:: Records shown ::
* start *
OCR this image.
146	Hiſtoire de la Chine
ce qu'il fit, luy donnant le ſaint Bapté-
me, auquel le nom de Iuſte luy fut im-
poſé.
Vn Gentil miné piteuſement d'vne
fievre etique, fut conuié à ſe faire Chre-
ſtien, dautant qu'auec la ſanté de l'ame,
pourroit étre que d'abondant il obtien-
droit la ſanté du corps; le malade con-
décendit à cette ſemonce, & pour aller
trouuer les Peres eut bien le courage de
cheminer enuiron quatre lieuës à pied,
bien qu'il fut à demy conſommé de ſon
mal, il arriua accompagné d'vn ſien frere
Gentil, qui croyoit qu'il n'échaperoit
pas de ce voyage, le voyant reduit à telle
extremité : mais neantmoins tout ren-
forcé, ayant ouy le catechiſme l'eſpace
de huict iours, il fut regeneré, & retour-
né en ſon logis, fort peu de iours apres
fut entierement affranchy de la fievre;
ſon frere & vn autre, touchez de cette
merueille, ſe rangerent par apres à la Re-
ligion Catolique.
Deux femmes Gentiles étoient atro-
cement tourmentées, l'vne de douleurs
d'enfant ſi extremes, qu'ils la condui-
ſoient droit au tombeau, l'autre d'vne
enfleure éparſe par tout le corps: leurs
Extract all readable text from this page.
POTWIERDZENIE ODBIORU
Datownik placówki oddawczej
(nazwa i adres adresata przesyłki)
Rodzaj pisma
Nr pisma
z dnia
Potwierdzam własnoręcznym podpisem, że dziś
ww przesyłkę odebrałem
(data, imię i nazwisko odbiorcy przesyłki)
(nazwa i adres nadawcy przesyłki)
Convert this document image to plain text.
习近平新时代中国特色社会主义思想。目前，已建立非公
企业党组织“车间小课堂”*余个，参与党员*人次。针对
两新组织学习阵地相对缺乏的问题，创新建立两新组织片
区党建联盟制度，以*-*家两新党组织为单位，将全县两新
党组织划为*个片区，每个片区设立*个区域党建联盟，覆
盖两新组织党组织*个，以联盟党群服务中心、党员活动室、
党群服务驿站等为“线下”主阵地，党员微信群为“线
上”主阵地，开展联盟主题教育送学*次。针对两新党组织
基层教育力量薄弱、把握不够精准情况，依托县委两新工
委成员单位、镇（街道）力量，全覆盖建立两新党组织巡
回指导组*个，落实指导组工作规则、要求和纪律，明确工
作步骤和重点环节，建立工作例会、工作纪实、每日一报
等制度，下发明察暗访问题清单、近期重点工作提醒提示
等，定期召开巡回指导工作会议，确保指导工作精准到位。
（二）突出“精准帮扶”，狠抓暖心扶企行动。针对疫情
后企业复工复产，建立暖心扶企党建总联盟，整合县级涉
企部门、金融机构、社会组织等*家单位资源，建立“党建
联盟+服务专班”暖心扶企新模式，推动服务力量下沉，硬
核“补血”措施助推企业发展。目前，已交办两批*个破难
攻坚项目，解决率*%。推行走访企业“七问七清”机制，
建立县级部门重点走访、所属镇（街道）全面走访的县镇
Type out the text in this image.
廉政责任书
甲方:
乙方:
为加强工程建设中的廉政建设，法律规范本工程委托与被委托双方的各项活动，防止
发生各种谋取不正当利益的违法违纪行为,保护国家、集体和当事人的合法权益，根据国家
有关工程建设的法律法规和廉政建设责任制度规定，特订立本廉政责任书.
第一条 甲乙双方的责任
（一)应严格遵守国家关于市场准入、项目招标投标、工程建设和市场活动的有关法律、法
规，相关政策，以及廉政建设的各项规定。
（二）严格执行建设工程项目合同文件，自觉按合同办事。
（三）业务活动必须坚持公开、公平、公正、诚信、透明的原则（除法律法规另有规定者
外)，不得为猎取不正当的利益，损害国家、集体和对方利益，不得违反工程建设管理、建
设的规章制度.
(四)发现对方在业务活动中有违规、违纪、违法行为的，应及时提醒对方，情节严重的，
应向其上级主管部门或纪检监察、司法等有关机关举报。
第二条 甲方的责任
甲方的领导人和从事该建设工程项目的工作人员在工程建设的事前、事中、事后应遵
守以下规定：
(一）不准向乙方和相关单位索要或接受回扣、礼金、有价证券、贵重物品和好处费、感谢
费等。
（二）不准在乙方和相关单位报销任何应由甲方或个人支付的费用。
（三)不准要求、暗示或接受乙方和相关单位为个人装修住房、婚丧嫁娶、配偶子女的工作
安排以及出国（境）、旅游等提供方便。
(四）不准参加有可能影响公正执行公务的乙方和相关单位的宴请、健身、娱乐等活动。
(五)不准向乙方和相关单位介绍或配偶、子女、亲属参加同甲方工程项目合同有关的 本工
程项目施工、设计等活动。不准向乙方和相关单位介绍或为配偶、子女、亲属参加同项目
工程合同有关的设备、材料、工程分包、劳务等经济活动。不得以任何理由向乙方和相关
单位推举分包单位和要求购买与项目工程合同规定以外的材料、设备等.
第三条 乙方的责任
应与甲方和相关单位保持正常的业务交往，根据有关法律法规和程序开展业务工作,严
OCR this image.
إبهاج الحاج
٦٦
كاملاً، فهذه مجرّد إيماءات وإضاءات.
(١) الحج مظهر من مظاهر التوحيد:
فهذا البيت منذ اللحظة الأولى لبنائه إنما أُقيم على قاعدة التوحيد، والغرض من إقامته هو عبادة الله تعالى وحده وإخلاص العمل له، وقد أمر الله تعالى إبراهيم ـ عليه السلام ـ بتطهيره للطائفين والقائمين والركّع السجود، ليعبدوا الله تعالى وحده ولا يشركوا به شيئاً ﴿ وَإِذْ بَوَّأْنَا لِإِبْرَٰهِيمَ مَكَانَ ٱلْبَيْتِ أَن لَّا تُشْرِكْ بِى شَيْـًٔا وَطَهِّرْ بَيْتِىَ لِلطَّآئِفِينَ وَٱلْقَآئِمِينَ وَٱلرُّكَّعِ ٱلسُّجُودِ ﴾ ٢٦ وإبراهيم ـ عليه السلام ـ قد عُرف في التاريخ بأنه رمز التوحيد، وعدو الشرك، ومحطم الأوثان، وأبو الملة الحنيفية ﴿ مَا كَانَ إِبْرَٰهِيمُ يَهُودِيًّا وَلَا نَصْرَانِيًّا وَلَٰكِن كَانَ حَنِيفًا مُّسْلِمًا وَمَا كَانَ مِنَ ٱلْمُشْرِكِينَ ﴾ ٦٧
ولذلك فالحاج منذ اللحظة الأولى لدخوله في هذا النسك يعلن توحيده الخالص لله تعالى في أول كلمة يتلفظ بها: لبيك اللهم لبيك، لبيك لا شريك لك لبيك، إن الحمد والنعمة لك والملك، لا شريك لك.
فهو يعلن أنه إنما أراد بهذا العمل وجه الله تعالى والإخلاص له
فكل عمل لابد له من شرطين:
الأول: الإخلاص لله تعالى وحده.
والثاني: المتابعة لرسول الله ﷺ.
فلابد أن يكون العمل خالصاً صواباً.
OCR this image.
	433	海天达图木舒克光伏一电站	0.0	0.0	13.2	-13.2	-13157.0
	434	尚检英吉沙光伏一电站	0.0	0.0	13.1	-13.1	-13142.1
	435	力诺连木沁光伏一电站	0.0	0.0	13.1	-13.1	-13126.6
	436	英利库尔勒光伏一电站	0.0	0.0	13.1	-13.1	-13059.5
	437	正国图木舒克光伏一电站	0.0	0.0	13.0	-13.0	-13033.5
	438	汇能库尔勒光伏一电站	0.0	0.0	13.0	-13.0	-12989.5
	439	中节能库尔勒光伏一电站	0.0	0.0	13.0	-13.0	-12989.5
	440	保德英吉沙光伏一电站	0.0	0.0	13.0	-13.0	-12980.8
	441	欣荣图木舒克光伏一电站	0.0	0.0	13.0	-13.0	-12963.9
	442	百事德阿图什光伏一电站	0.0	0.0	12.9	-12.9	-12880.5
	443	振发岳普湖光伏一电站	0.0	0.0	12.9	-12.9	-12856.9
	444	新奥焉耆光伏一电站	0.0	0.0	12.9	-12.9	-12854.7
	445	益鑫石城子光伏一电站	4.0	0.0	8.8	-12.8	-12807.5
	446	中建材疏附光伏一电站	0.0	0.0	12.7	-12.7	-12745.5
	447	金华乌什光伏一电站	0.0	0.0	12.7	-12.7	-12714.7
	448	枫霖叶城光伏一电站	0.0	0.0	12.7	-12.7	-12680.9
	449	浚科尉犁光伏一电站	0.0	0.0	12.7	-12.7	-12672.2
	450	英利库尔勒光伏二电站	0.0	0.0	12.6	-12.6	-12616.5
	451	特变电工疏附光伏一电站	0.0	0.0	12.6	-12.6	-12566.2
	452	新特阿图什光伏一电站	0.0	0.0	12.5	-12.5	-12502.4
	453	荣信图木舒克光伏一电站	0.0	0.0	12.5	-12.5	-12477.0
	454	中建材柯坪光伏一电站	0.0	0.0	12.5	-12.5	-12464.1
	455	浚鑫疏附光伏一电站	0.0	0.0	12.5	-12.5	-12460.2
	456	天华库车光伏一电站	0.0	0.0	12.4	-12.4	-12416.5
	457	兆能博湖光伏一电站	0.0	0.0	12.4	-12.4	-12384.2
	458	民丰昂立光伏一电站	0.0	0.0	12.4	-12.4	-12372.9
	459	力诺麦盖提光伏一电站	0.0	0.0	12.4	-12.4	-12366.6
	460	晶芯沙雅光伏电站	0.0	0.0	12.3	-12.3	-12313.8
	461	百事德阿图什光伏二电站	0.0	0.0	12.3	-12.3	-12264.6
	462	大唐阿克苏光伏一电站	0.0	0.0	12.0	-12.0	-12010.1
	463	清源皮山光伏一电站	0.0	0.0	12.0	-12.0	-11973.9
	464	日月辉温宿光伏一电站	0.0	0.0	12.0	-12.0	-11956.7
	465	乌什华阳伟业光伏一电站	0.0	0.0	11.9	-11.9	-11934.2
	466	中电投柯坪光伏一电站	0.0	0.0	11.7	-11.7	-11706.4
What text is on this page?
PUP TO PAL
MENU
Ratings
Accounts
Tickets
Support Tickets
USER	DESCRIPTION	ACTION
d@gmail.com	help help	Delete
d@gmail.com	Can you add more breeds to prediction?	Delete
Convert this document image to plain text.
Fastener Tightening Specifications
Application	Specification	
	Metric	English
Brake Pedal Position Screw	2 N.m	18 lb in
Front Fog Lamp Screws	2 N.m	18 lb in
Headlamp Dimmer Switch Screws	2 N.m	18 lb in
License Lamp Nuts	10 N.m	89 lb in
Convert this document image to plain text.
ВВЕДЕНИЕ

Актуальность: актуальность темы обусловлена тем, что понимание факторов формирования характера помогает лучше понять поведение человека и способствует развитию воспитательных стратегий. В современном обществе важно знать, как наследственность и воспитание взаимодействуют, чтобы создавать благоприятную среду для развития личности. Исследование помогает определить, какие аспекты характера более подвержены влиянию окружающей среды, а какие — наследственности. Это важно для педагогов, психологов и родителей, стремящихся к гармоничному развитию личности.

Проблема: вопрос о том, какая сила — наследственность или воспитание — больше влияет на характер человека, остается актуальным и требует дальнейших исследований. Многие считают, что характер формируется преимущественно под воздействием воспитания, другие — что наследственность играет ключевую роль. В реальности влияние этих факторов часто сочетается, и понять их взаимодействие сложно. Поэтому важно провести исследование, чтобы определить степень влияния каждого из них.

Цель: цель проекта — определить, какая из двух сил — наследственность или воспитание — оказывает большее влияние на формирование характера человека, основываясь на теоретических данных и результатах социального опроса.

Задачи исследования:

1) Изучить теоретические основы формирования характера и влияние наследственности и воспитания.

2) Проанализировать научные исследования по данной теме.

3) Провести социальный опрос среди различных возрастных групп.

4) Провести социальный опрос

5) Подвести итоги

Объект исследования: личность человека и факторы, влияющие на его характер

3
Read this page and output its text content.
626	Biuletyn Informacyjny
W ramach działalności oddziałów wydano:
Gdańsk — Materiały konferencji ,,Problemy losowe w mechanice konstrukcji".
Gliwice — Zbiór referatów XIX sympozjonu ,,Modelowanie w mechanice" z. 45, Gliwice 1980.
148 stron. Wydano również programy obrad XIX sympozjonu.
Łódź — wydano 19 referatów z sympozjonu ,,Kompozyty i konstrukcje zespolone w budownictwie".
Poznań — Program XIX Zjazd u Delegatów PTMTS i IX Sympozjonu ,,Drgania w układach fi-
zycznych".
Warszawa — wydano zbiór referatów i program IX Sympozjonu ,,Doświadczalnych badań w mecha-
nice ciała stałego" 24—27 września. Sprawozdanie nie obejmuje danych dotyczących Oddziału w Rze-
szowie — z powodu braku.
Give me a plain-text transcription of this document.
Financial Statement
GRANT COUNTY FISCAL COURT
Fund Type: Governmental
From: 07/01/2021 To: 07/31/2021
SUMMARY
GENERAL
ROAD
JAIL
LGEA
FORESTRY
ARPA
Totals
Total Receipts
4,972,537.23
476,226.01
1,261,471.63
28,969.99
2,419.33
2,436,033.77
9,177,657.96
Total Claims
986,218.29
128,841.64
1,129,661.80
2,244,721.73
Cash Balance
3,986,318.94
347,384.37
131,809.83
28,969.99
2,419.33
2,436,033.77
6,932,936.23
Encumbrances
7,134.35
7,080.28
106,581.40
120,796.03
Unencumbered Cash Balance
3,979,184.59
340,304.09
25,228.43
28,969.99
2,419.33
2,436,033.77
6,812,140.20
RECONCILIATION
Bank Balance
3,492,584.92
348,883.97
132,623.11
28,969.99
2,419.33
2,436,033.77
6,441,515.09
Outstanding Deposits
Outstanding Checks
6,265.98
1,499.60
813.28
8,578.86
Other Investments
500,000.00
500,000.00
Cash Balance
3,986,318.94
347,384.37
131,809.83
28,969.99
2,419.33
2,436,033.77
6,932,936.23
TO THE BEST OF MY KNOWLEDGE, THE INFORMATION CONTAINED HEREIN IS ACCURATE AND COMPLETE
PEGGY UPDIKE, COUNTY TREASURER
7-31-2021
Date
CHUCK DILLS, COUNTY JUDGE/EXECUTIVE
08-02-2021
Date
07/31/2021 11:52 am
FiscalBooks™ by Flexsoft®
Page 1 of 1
* end *
:: Problem to work on ::
For the listing above, identify each line bearing "referatów".

:: Answer ::
Gliwice — Zbiór referatów XIX sympozjonu ,,Modelowanie w mechanice" z. 45, Gliwice 1980.
Łódź — wydano 19 referatów z sympozjonu ,,Kompozyty i konstrukcje zespolone w budownictwie".
Warszawa — wydano zbiór referatów i program IX Sympozjonu ,,Doświadczalnych badań w mecha-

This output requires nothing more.